— Begin DATA SHOWN —

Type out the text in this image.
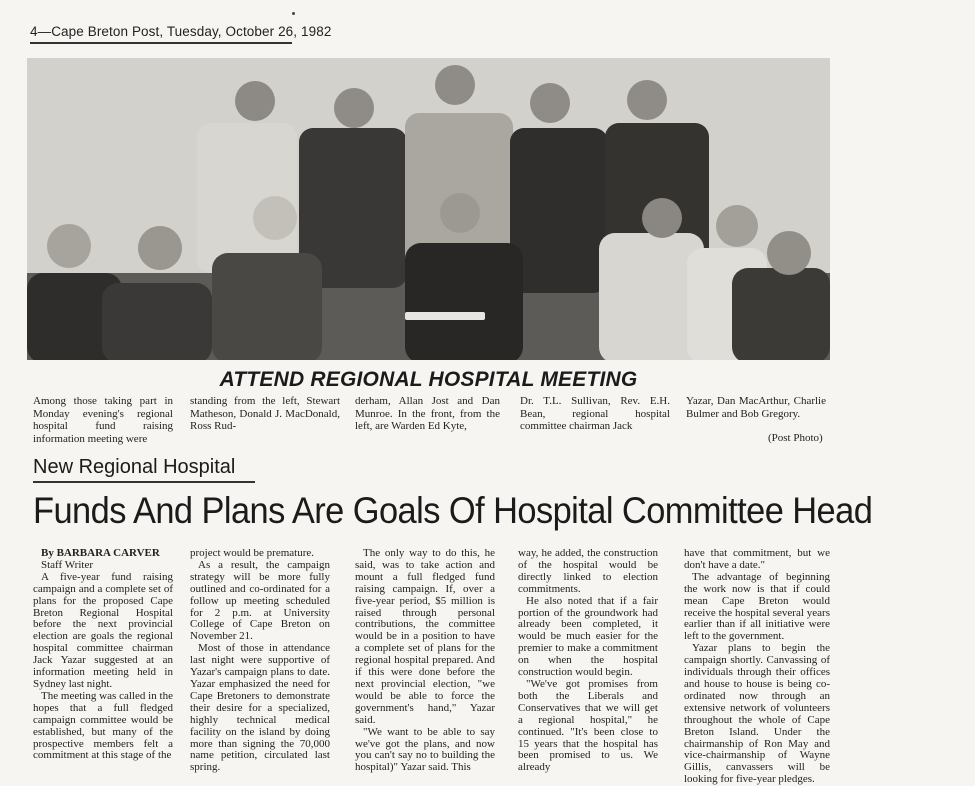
4—Cape Breton Post, Tuesday, October 26, 1982
ATTEND REGIONAL HOSPITAL MEETING
Among those taking part in Monday evening's regional hospital fund raising information meeting were
standing from the left, Stewart Matheson, Donald J. MacDonald, Ross Rud-
derham, Allan Jost and Dan Munroe. In the front, from the left, are Warden Ed Kyte,
Dr. T.L. Sullivan, Rev. E.H. Bean, regional hospital committee chairman Jack
Yazar, Dan MacArthur, Charlie Bulmer and Bob Gregory.
(Post Photo)
New Regional Hospital
Funds And Plans Are Goals Of Hospital Committee Head

By BARBARA CARVER

Staff Writer

A five-year fund raising campaign and a complete set of plans for the proposed Cape Breton Regional Hospital before the next provincial election are goals the regional hospital committee chairman Jack Yazar suggested at an information meeting held in Sydney last night.

The meeting was called in the hopes that a full fledged campaign committee would be established, but many of the prospective members felt a commitment at this stage of the

project would be premature.

As a result, the campaign strategy will be more fully outlined and co-ordinated for a follow up meeting scheduled for 2 p.m. at University College of Cape Breton on November 21.

Most of those in attendance last night were supportive of Yazar's campaign plans to date. Yazar emphasized the need for Cape Bretoners to demonstrate their desire for a specialized, highly technical medical facility on the island by doing more than signing the 70,000 name petition, circulated last spring.

The only way to do this, he said, was to take action and mount a full fledged fund raising campaign. If, over a five-year period, $5 million is raised through personal contributions, the committee would be in a position to have a complete set of plans for the regional hospital prepared. And if this were done before the next provincial election, "we would be able to force the government's hand," Yazar said.

"We want to be able to say we've got the plans, and now you can't say no to building the hospital)" Yazar said. This

way, he added, the construction of the hospital would be directly linked to election commitments.

He also noted that if a fair portion of the groundwork had already been completed, it would be much easier for the premier to make a commitment on when the hospital construction would begin.

"We've got promises from both the Liberals and Conservatives that we will get a regional hospital," he continued. "It's been close to 15 years that the hospital has been promised to us. We already

have that commitment, but we don't have a date."

The advantage of beginning the work now is that if could mean Cape Breton would receive the hospital several years earlier than if all initiative were left to the government.

Yazar plans to begin the campaign shortly. Canvassing of individuals through their offices and house to house is being co-ordinated now through an extensive network of volunteers throughout the whole of Cape Breton Island. Under the chairmanship of Ron May and vice-chairmanship of Wayne Gillis, canvassers will be looking for five-year pledges.
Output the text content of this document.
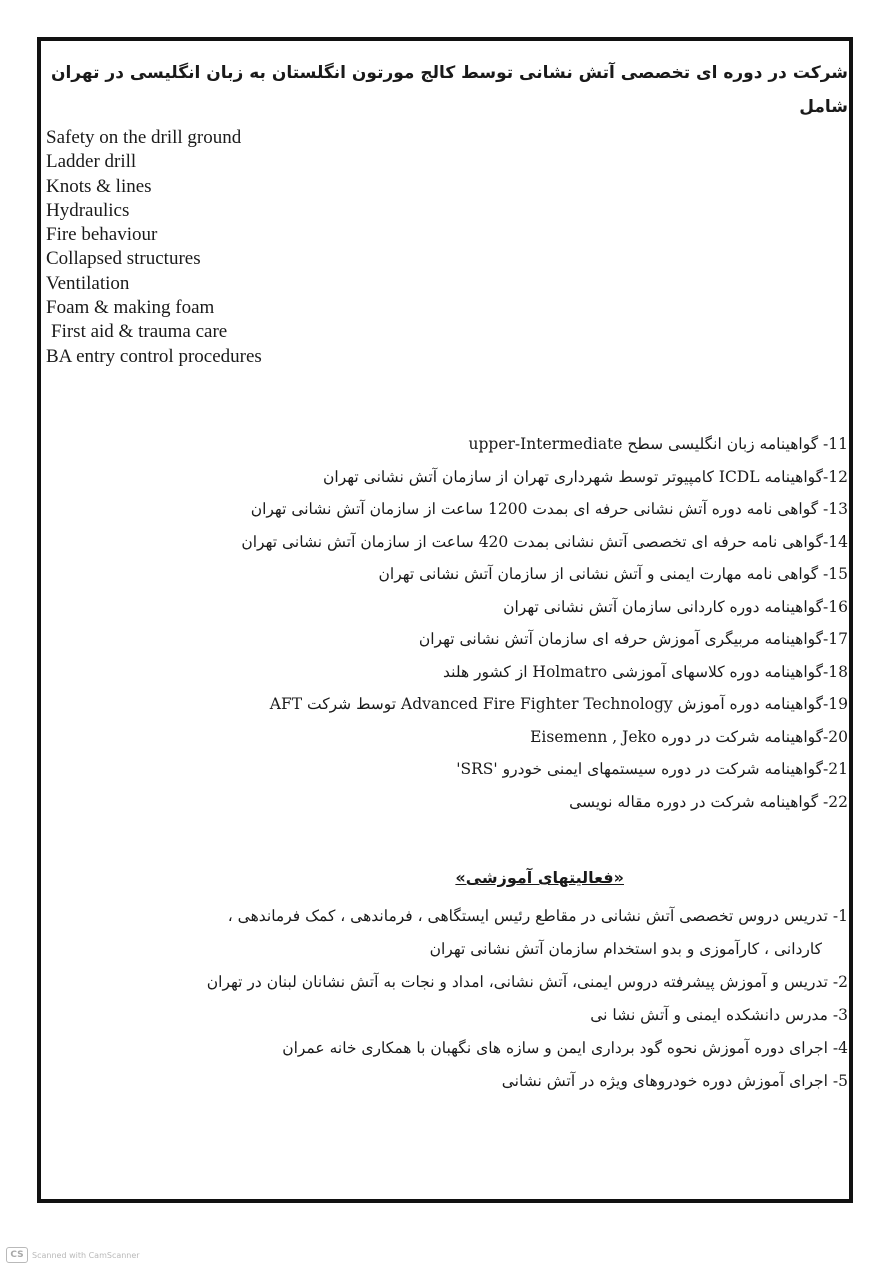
شرکت در دوره ای تخصصی آتش نشانی توسط کالج مورتون انگلستان به زبان انگلیسی در تهران شامل
Safety on the drill ground
Ladder drill
Knots & lines
Hydraulics
Fire behaviour
Collapsed structures
Ventilation
Foam & making foam
First aid & trauma care
BA entry control procedures
11- گواهینامه زبان انگلیسی سطح upper-Intermediate
12-گواهینامه ICDL کامپیوتر توسط شهرداری تهران از سازمان آتش نشانی تهران
13- گواهی نامه دوره آتش نشانی حرفه ای بمدت 1200 ساعت از سازمان آتش نشانی تهران
14-گواهی نامه حرفه ای تخصصی آتش نشانی بمدت 420 ساعت از سازمان آتش نشانی تهران
15- گواهی نامه مهارت ایمنی و آتش نشانی از سازمان آتش نشانی تهران
16-گواهینامه دوره کاردانی سازمان آتش نشانی تهران
17-گواهینامه مربیگری آموزش حرفه ای سازمان آتش نشانی تهران
18-گواهینامه دوره کلاسهای آموزشی Holmatro از کشور هلند
19-گواهینامه دوره آموزش Advanced Fire Fighter Technology توسط شرکت AFT
20-گواهینامه شرکت در دوره Eisemenn , Jeko
21-گواهینامه شرکت در دوره سیستمهای ایمنی خودرو 'SRS'
22- گواهینامه شرکت در دوره مقاله نویسی
«فعالیتهای آموزشی»
1- تدریس دروس تخصصی آتش نشانی در مقاطع رئیس ایستگاهی ، فرماندهی ، کمک فرماندهی ،
کاردانی ، کارآموزی و بدو استخدام سازمان آتش نشانی تهران
2- تدریس و آموزش پیشرفته دروس ایمنی، آتش نشانی، امداد و نجات به آتش نشانان لبنان در تهران
3- مدرس دانشکده ایمنی و آتش نشا نی
4- اجرای دوره آموزش نحوه گود برداری ایمن و سازه های نگهبان با همکاری خانه عمران
5- اجرای آموزش دوره خودروهای ویژه در آتش نشانی
CS	Scanned with CamScanner
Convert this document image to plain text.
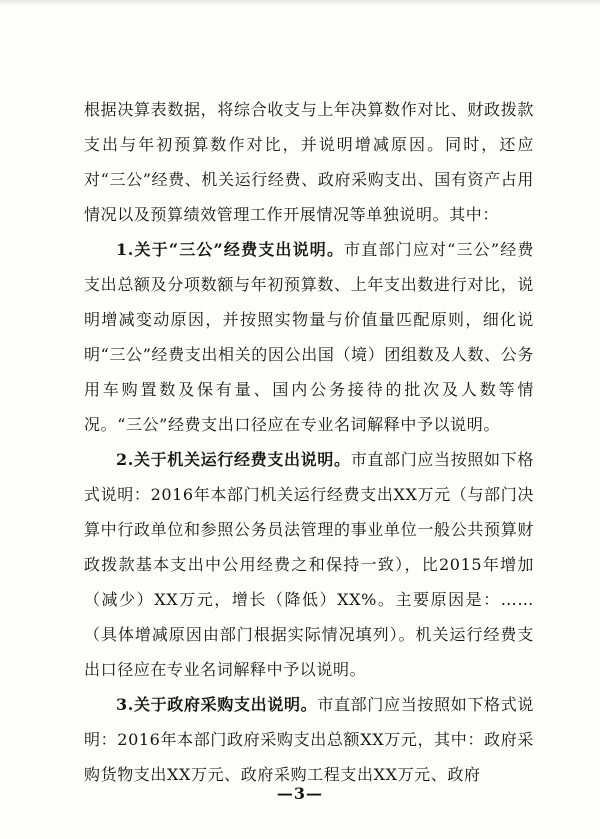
根据决算表数据，将综合收支与上年决算数作对比、财政拨款支出与年初预算数作对比，并说明增减原因。同时，还应对“三公”经费、机关运行经费、政府采购支出、国有资产占用情况以及预算绩效管理工作开展情况等单独说明。其中：

1.关于“三公”经费支出说明。市直部门应对“三公”经费支出总额及分项数额与年初预算数、上年支出数进行对比，说明增减变动原因，并按照实物量与价值量匹配原则，细化说明“三公”经费支出相关的因公出国（境）团组数及人数、公务用车购置数及保有量、国内公务接待的批次及人数等情况。“三公”经费支出口径应在专业名词解释中予以说明。

2.关于机关运行经费支出说明。市直部门应当按照如下格式说明：2016年本部门机关运行经费支出XX万元（与部门决算中行政单位和参照公务员法管理的事业单位一般公共预算财政拨款基本支出中公用经费之和保持一致），比2015年增加（减少）XX万元，增长（降低）XX%。主要原因是：……（具体增减原因由部门根据实际情况填列）。机关运行经费支出口径应在专业名词解释中予以说明。

3.关于政府采购支出说明。市直部门应当按照如下格式说明：2016年本部门政府采购支出总额XX万元，其中：政府采购货物支出XX万元、政府采购工程支出XX万元、政府

—3—
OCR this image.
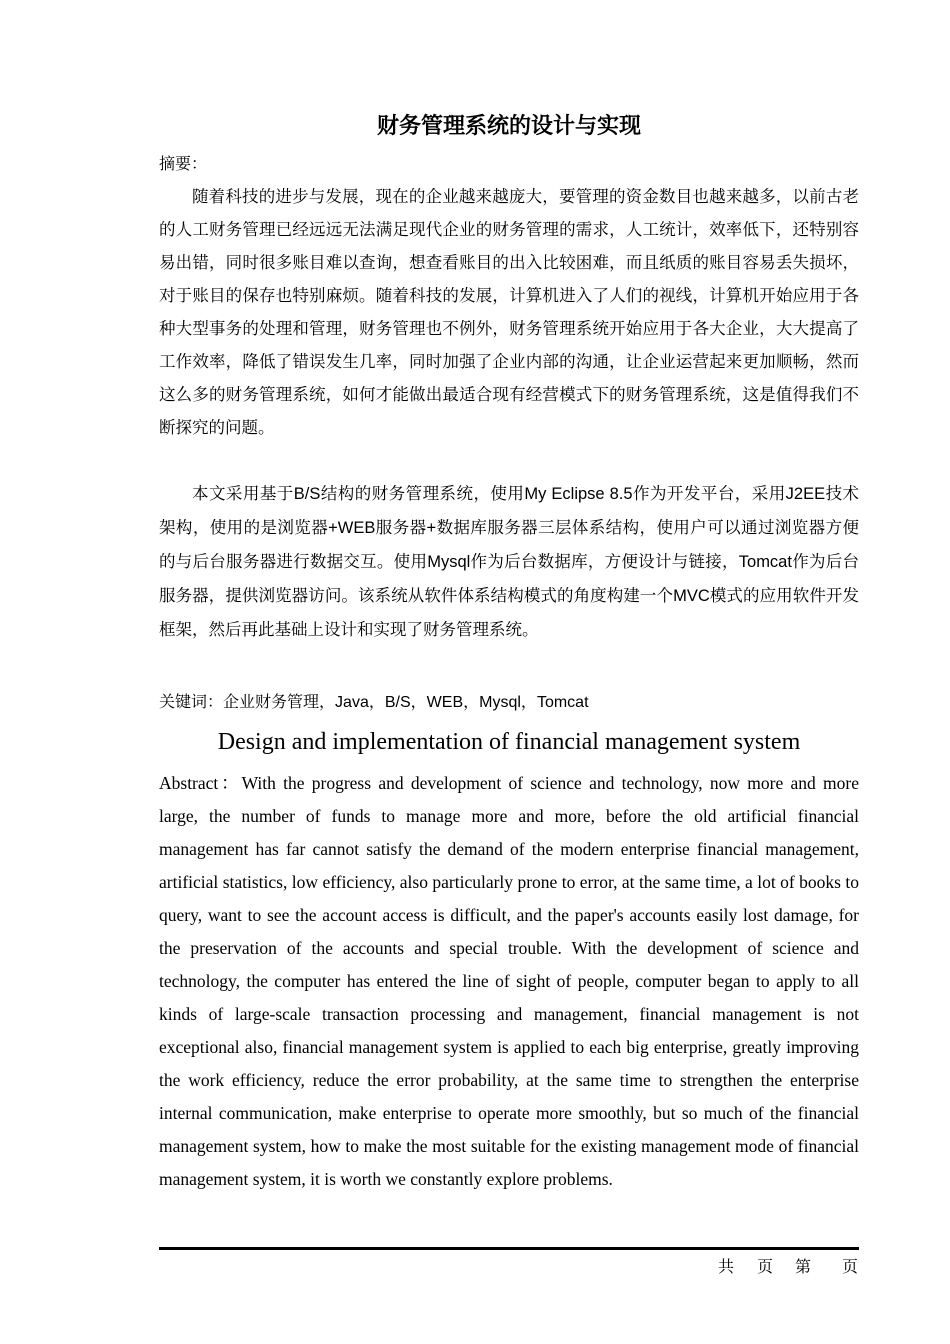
财务管理系统的设计与实现
摘要：

随着科技的进步与发展，现在的企业越来越庞大，要管理的资金数目也越来越多，以前古老的人工财务管理已经远远无法满足现代企业的财务管理的需求，人工统计，效率低下，还特别容易出错，同时很多账目难以查询，想查看账目的出入比较困难，而且纸质的账目容易丢失损坏，对于账目的保存也特别麻烦。随着科技的发展，计算机进入了人们的视线，计算机开始应用于各种大型事务的处理和管理，财务管理也不例外，财务管理系统开始应用于各大企业，大大提高了工作效率，降低了错误发生几率，同时加强了企业内部的沟通，让企业运营起来更加顺畅，然而这么多的财务管理系统，如何才能做出最适合现有经营模式下的财务管理系统，这是值得我们不断探究的问题。

本文采用基于B/S结构的财务管理系统，使用My Eclipse 8.5作为开发平台，采用J2EE技术架构，使用的是浏览器+WEB服务器+数据库服务器三层体系结构，使用户可以通过浏览器方便的与后台服务器进行数据交互。使用Mysql作为后台数据库，方便设计与链接，Tomcat作为后台服务器，提供浏览器访问。该系统从软件体系结构模式的角度构建一个MVC模式的应用软件开发框架，然后再此基础上设计和实现了财务管理系统。

关键词：企业财务管理，Java，B/S，WEB，Mysql，Tomcat
Design and implementation of financial management system

Abstract：With the progress and development of science and technology, now more and more large, the number of funds to manage more and more, before the old artificial financial management has far cannot satisfy the demand of the modern enterprise financial management, artificial statistics, low efficiency, also particularly prone to error, at the same time, a lot of books to query, want to see the account access is difficult, and the paper's accounts easily lost damage, for the preservation of the accounts and special trouble. With the development of science and technology, the computer has entered the line of sight of people, computer began to apply to all kinds of large-scale transaction processing and management, financial management is not exceptional also, financial management system is applied to each big enterprise, greatly improving the work efficiency, reduce the error probability, at the same time to strengthen the enterprise internal communication, make enterprise to operate more smoothly, but so much of the financial management system, how to make the most suitable for the existing management mode of financial management system, it is worth we constantly explore problems.

共 页 第 页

— End DATA SHOWN —

• _INSTRUCTION_: Locate the word "construction" in the data above. Copy every line carrying it.

• _REPLY_:
way, he added, the construction of the hospital would be directly linked to election commitments.
He also noted that if a fair portion of the groundwork had already been completed, it would be much easier for the premier to make a commitment on when the hospital construction would begin.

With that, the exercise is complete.